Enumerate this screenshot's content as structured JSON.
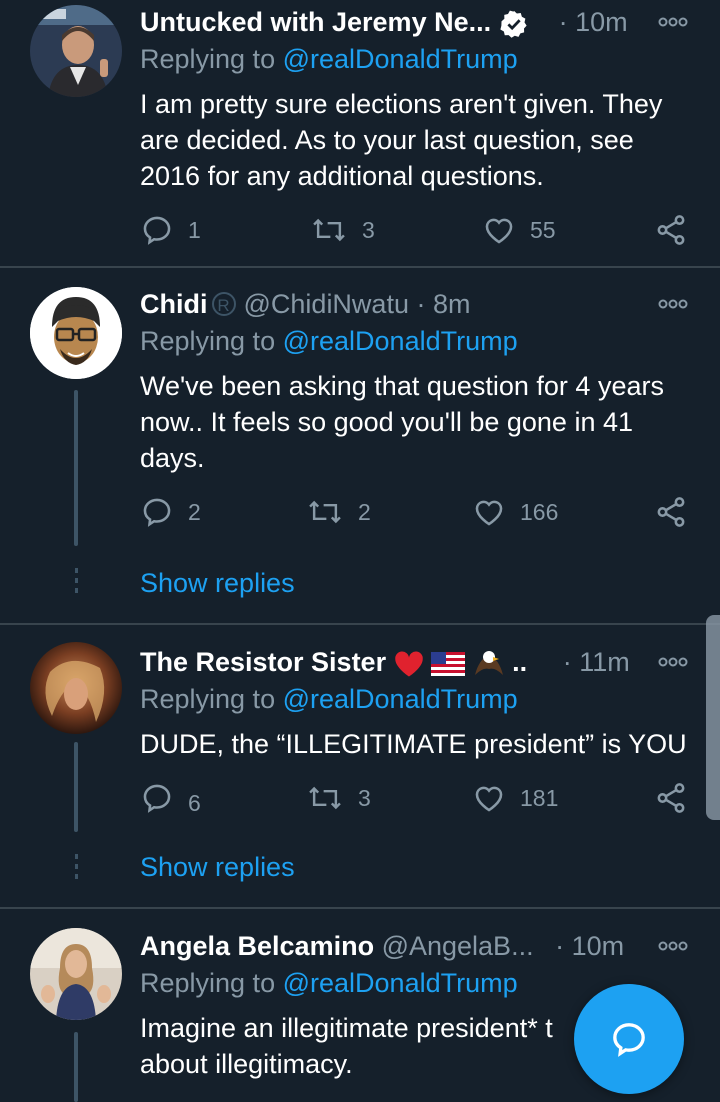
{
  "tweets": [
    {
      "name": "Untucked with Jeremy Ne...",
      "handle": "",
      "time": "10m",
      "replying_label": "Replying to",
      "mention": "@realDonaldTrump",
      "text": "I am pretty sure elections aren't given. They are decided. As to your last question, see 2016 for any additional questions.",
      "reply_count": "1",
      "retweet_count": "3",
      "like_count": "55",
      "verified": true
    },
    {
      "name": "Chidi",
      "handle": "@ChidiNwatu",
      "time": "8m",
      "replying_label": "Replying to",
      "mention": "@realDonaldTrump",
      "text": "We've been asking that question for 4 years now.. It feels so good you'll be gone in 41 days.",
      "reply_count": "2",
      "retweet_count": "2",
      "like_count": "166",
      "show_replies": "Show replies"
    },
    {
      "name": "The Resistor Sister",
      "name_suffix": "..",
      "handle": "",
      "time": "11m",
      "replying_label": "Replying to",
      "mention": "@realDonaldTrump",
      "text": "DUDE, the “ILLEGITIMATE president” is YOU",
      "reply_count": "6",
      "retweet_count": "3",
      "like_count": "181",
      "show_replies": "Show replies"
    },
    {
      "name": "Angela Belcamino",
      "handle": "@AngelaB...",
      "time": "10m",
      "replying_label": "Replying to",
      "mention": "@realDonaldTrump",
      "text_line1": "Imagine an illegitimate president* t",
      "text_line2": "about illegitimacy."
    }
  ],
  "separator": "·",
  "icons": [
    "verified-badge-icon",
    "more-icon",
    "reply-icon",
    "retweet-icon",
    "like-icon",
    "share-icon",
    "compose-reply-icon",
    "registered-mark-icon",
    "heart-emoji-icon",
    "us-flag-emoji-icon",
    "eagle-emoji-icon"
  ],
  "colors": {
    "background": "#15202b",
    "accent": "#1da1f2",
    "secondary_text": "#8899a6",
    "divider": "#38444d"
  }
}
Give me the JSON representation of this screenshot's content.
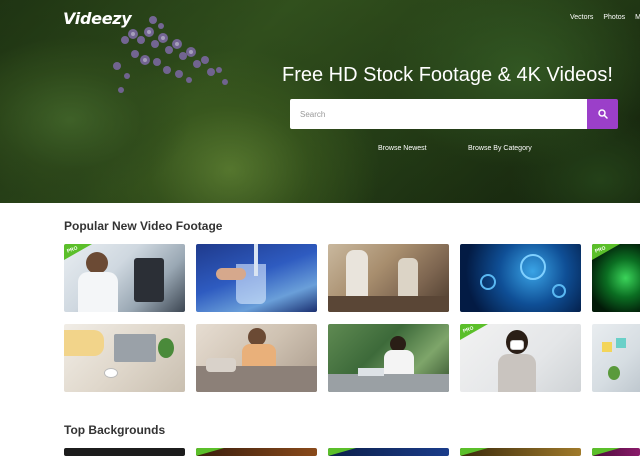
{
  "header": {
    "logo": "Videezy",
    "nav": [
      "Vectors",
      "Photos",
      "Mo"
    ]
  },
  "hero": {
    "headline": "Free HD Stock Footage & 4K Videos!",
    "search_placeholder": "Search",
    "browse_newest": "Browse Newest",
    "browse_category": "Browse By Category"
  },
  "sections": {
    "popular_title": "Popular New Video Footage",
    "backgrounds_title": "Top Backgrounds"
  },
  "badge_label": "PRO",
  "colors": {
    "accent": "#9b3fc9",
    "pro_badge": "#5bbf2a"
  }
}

————

Working from the material above, state how many lines contain "this"; give only the number.

## Reply
2